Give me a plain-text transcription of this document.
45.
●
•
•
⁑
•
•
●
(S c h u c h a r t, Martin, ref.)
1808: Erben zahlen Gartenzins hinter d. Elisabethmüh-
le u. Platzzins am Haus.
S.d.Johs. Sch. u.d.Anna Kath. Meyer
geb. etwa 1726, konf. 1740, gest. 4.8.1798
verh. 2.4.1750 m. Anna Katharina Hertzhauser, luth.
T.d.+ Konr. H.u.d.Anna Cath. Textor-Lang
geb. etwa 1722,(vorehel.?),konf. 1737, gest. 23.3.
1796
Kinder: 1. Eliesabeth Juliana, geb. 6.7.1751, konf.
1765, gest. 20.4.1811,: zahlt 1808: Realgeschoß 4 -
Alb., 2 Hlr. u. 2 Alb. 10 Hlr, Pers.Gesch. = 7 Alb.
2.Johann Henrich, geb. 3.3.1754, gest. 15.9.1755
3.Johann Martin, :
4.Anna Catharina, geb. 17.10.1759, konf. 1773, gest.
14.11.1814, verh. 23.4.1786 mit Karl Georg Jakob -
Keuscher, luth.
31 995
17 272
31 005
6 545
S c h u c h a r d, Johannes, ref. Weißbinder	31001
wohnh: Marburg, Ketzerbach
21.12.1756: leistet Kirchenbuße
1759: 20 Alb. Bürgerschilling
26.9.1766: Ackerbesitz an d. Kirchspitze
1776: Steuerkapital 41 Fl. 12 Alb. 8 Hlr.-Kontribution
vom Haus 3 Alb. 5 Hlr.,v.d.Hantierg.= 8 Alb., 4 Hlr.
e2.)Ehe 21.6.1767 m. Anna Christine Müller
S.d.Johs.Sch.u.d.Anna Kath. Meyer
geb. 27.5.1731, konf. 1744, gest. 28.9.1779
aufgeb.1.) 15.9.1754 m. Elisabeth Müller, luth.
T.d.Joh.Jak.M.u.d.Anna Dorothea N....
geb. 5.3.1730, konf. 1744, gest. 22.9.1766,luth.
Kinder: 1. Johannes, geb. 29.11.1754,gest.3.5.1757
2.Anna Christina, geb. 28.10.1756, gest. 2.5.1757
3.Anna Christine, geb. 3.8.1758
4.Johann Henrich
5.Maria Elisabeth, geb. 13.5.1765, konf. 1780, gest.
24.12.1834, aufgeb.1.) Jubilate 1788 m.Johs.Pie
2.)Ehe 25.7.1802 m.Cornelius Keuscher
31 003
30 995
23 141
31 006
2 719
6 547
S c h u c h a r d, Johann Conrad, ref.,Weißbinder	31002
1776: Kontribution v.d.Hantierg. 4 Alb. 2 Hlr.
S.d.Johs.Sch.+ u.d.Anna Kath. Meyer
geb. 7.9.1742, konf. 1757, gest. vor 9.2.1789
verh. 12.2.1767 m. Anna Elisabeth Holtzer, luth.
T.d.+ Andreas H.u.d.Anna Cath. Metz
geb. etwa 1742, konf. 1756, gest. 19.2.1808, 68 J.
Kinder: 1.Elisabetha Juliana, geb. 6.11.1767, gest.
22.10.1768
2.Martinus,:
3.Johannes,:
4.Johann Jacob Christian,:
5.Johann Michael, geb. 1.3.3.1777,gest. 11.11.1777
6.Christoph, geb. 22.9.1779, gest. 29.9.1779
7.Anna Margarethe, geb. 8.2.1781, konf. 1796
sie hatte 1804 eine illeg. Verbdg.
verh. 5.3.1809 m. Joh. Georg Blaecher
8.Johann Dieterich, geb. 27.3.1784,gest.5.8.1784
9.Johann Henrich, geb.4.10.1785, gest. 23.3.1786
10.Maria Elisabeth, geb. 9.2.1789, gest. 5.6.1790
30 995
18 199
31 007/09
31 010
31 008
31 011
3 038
■ ■ ■
» Set exercise
Take the listing above and set it down exactly.

» Task response
Give me a plain-text transcription of this document.
45.
●
•
•
⁑
•
•
●
(S c h u c h a r t, Martin, ref.)
1808: Erben zahlen Gartenzins hinter d. Elisabethmüh-
le u. Platzzins am Haus.
S.d.Johs. Sch. u.d.Anna Kath. Meyer
geb. etwa 1726, konf. 1740, gest. 4.8.1798
verh. 2.4.1750 m. Anna Katharina Hertzhauser, luth.
T.d.+ Konr. H.u.d.Anna Cath. Textor-Lang
geb. etwa 1722,(vorehel.?),konf. 1737, gest. 23.3.
1796
Kinder: 1. Eliesabeth Juliana, geb. 6.7.1751, konf.
1765, gest. 20.4.1811,: zahlt 1808: Realgeschoß 4 -
Alb., 2 Hlr. u. 2 Alb. 10 Hlr, Pers.Gesch. = 7 Alb.
2.Johann Henrich, geb. 3.3.1754, gest. 15.9.1755
3.Johann Martin, :
4.Anna Catharina, geb. 17.10.1759, konf. 1773, gest.
14.11.1814, verh. 23.4.1786 mit Karl Georg Jakob -
Keuscher, luth.
31 995
17 272
31 005
6 545
S c h u c h a r d, Johannes, ref. Weißbinder	31001
wohnh: Marburg, Ketzerbach
21.12.1756: leistet Kirchenbuße
1759: 20 Alb. Bürgerschilling
26.9.1766: Ackerbesitz an d. Kirchspitze
1776: Steuerkapital 41 Fl. 12 Alb. 8 Hlr.-Kontribution
vom Haus 3 Alb. 5 Hlr.,v.d.Hantierg.= 8 Alb., 4 Hlr.
e2.)Ehe 21.6.1767 m. Anna Christine Müller
S.d.Johs.Sch.u.d.Anna Kath. Meyer
geb. 27.5.1731, konf. 1744, gest. 28.9.1779
aufgeb.1.) 15.9.1754 m. Elisabeth Müller, luth.
T.d.Joh.Jak.M.u.d.Anna Dorothea N....
geb. 5.3.1730, konf. 1744, gest. 22.9.1766,luth.
Kinder: 1. Johannes, geb. 29.11.1754,gest.3.5.1757
2.Anna Christina, geb. 28.10.1756, gest. 2.5.1757
3.Anna Christine, geb. 3.8.1758
4.Johann Henrich
5.Maria Elisabeth, geb. 13.5.1765, konf. 1780, gest.
24.12.1834, aufgeb.1.) Jubilate 1788 m.Johs.Pie
2.)Ehe 25.7.1802 m.Cornelius Keuscher
31 003
30 995
23 141
31 006
2 719
6 547
S c h u c h a r d, Johann Conrad, ref.,Weißbinder	31002
1776: Kontribution v.d.Hantierg. 4 Alb. 2 Hlr.
S.d.Johs.Sch.+ u.d.Anna Kath. Meyer
geb. 7.9.1742, konf. 1757, gest. vor 9.2.1789
verh. 12.2.1767 m. Anna Elisabeth Holtzer, luth.
T.d.+ Andreas H.u.d.Anna Cath. Metz
geb. etwa 1742, konf. 1756, gest. 19.2.1808, 68 J.
Kinder: 1.Elisabetha Juliana, geb. 6.11.1767, gest.
22.10.1768
2.Martinus,:
3.Johannes,:
4.Johann Jacob Christian,:
5.Johann Michael, geb. 1.3.3.1777,gest. 11.11.1777
6.Christoph, geb. 22.9.1779, gest. 29.9.1779
7.Anna Margarethe, geb. 8.2.1781, konf. 1796
sie hatte 1804 eine illeg. Verbdg.
verh. 5.3.1809 m. Joh. Georg Blaecher
8.Johann Dieterich, geb. 27.3.1784,gest.5.8.1784
9.Johann Henrich, geb.4.10.1785, gest. 23.3.1786
10.Maria Elisabeth, geb. 9.2.1789, gest. 5.6.1790
30 995
18 199
31 007/09
31 010
31 008
31 011
3 038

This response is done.